§ Exercise: Go through the material and tally the lines containing the string "labels". Give the total alone.

§ Provided data:
>>>

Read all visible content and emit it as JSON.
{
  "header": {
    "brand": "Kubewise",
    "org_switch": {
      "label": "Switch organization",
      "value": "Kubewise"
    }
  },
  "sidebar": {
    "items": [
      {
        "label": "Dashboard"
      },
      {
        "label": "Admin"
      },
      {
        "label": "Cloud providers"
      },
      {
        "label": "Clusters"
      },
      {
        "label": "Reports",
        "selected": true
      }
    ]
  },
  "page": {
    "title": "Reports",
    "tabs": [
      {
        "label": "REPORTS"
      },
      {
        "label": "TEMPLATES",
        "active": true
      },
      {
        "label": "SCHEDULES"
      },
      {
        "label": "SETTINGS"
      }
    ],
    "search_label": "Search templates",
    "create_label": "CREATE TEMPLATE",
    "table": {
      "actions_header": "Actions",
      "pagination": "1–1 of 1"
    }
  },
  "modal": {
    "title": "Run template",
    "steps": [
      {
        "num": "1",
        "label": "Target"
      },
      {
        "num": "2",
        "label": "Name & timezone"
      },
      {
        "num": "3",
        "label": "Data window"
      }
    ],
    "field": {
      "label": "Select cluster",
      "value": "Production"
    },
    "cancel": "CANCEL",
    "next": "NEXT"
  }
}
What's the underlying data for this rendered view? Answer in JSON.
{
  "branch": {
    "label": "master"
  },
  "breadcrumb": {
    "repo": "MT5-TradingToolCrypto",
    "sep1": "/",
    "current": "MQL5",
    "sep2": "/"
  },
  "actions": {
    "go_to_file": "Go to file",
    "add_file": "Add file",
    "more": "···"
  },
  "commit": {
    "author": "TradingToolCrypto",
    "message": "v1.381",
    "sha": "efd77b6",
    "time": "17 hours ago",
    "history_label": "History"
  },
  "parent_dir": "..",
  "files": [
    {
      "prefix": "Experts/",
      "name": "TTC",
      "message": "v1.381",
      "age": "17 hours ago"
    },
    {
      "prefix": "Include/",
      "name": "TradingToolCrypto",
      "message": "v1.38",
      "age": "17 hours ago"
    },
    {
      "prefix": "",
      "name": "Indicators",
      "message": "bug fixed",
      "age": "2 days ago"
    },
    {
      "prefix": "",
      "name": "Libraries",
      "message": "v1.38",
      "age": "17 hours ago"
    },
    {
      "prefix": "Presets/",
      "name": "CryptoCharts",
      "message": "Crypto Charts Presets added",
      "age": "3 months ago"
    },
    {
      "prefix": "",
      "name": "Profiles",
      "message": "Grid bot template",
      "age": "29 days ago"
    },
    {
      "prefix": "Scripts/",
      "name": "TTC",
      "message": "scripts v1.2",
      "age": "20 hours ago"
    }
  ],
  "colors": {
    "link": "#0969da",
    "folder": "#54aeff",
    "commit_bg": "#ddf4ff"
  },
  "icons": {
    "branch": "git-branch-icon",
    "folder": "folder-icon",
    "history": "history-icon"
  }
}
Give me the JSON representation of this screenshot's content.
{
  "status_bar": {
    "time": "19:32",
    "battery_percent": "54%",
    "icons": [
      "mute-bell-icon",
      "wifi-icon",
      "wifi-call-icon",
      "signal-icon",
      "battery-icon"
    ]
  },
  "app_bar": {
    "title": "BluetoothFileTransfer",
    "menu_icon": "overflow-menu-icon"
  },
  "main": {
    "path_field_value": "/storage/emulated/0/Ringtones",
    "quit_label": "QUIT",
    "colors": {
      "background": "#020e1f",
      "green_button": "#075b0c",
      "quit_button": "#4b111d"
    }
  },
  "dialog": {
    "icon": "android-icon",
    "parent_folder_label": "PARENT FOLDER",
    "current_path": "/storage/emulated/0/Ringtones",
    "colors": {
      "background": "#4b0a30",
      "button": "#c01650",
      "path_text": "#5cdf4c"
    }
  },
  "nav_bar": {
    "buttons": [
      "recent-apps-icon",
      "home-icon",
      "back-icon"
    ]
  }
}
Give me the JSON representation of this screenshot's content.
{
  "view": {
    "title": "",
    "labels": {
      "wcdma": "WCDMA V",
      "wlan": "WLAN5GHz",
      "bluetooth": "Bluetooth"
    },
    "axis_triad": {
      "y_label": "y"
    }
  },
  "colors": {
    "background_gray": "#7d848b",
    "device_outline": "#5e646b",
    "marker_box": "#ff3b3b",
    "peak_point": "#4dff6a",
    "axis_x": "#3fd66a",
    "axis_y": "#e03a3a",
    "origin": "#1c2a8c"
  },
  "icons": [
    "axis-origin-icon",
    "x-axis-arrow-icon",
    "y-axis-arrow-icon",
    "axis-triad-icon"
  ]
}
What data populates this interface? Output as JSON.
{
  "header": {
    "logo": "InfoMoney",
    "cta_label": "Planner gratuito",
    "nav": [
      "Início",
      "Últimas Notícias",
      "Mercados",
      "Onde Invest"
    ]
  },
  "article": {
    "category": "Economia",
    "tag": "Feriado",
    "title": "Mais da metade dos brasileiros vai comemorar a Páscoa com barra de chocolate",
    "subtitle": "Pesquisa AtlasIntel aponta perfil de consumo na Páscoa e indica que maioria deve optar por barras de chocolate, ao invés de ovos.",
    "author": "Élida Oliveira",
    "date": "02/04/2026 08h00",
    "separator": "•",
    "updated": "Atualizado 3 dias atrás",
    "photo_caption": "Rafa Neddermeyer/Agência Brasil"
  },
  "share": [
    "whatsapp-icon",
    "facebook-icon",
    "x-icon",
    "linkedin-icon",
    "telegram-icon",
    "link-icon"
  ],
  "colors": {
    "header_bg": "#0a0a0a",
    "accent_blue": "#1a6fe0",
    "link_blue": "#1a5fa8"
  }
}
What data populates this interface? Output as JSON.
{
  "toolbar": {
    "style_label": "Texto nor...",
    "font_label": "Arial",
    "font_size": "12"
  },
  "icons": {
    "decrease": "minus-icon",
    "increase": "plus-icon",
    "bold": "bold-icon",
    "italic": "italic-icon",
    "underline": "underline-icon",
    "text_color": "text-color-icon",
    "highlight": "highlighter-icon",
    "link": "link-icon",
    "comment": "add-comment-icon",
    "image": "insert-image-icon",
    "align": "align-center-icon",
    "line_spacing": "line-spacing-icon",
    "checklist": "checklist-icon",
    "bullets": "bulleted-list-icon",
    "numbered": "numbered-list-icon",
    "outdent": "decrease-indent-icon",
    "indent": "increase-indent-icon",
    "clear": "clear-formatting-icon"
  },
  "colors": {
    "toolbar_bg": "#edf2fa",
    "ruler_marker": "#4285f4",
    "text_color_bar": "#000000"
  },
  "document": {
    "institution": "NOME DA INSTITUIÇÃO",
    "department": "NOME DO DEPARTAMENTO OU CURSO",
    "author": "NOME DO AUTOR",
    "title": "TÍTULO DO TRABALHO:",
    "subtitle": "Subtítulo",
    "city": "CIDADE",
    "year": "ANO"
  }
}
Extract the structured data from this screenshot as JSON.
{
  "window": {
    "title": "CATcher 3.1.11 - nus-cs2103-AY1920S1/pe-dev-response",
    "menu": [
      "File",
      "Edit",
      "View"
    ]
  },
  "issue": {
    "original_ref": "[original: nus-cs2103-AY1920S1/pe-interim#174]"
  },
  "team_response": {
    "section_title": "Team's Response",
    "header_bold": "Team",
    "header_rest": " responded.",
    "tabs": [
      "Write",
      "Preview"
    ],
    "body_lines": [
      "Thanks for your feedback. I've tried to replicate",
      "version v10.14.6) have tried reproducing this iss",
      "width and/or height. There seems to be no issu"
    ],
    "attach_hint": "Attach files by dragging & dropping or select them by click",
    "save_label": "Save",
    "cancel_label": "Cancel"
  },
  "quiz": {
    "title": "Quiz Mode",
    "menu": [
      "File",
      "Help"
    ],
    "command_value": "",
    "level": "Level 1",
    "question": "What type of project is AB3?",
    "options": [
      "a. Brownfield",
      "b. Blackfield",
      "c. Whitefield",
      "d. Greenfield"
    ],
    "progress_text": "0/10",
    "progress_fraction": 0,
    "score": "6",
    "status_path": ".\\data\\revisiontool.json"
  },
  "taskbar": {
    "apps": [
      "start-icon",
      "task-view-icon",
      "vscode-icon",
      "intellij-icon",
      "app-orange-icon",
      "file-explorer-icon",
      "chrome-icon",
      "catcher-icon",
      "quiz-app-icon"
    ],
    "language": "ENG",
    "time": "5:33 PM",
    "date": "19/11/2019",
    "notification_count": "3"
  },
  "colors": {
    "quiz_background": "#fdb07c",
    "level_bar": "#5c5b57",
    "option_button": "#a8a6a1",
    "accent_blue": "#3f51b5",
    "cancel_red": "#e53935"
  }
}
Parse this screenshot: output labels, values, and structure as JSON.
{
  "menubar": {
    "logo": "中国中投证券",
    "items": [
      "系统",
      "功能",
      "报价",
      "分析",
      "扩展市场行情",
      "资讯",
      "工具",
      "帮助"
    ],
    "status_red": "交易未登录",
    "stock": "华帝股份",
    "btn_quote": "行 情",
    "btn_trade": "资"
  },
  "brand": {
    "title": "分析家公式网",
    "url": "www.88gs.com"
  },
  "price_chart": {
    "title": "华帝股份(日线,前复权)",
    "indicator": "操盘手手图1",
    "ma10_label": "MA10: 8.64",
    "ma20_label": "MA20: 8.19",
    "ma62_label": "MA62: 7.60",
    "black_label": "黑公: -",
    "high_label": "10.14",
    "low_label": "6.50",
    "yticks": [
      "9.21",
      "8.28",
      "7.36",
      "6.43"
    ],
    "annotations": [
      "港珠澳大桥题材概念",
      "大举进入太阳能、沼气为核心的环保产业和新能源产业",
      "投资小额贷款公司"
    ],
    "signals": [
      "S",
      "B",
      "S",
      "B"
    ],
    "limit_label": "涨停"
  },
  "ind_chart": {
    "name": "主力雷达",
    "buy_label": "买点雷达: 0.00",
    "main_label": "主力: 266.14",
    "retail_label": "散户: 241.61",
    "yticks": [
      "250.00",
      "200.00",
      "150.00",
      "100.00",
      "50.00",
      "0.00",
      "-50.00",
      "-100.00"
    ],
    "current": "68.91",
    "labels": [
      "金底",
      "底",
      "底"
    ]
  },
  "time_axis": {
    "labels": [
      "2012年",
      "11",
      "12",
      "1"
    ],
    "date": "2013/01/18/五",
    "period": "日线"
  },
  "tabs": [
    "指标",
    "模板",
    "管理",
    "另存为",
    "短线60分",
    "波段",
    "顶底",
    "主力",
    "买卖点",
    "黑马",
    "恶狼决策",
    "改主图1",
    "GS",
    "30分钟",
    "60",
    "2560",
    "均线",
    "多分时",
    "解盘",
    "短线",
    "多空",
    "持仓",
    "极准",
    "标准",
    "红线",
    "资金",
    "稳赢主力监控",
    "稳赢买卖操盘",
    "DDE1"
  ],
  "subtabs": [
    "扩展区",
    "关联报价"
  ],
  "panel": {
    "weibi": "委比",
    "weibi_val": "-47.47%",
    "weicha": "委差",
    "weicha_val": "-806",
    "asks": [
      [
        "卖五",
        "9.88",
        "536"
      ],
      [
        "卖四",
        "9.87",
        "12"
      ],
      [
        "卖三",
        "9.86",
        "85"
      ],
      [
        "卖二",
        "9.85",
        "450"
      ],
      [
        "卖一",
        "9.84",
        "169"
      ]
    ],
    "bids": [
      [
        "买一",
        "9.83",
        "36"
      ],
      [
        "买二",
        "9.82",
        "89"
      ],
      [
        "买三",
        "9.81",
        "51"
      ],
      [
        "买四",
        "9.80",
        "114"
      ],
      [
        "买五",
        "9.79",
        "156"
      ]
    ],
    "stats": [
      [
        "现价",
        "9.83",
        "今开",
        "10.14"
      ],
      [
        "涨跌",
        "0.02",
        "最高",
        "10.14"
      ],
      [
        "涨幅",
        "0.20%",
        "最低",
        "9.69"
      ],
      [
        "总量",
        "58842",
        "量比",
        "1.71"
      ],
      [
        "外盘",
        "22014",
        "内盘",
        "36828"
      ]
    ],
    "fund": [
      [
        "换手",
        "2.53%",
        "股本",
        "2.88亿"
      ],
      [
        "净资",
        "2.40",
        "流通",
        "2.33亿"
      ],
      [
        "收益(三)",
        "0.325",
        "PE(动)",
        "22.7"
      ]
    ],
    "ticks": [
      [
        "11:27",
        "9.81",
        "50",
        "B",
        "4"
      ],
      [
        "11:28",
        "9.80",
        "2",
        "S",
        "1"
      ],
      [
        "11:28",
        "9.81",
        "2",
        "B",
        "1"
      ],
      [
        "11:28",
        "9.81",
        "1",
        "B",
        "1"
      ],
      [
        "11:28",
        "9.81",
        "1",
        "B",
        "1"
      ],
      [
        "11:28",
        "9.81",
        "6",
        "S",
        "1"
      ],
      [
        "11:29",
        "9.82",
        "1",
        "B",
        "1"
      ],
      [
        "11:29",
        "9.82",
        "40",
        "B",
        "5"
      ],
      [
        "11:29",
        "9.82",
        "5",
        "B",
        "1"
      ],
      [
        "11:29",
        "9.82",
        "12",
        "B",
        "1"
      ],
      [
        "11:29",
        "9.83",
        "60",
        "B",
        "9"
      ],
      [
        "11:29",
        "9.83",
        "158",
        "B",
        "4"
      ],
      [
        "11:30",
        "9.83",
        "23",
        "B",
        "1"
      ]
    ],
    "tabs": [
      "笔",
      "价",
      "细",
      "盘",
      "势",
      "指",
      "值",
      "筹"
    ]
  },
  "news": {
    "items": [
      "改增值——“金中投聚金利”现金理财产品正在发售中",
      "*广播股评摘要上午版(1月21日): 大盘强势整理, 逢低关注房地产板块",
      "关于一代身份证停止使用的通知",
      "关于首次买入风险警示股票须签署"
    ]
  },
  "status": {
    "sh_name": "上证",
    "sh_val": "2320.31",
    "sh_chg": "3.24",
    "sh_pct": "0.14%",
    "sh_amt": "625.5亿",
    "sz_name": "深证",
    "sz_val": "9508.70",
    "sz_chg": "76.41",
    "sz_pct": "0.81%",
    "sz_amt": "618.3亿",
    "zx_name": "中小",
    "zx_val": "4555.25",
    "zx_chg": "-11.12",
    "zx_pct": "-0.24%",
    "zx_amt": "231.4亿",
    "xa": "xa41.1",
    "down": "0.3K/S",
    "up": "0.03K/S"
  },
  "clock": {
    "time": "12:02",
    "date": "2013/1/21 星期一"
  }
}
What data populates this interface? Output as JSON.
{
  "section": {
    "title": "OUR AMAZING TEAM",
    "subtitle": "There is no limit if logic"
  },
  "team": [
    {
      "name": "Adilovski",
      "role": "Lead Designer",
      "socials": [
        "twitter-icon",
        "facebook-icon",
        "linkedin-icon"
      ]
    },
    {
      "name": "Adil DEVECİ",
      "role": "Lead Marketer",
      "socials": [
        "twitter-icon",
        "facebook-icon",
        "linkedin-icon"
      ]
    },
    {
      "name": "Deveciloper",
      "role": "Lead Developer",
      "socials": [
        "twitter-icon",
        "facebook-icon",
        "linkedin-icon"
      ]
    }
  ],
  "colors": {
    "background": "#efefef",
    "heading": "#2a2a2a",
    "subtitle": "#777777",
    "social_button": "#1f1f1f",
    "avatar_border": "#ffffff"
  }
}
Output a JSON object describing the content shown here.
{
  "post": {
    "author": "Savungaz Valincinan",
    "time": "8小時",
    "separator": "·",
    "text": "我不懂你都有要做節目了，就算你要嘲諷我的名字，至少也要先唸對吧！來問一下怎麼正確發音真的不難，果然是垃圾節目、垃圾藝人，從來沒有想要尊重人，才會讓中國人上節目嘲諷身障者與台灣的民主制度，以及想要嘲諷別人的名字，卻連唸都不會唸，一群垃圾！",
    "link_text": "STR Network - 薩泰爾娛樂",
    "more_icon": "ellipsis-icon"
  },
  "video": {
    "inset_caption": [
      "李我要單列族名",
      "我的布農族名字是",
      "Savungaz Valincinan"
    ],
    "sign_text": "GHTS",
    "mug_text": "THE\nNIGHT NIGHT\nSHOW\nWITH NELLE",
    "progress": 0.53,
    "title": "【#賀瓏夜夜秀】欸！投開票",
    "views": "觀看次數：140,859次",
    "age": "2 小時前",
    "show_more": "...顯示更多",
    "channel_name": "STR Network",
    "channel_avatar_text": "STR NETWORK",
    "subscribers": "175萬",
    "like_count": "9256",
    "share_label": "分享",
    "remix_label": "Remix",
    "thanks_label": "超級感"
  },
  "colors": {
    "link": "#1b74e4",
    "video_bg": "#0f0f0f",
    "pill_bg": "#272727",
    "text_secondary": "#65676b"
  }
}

<<<

§ The completed task: 4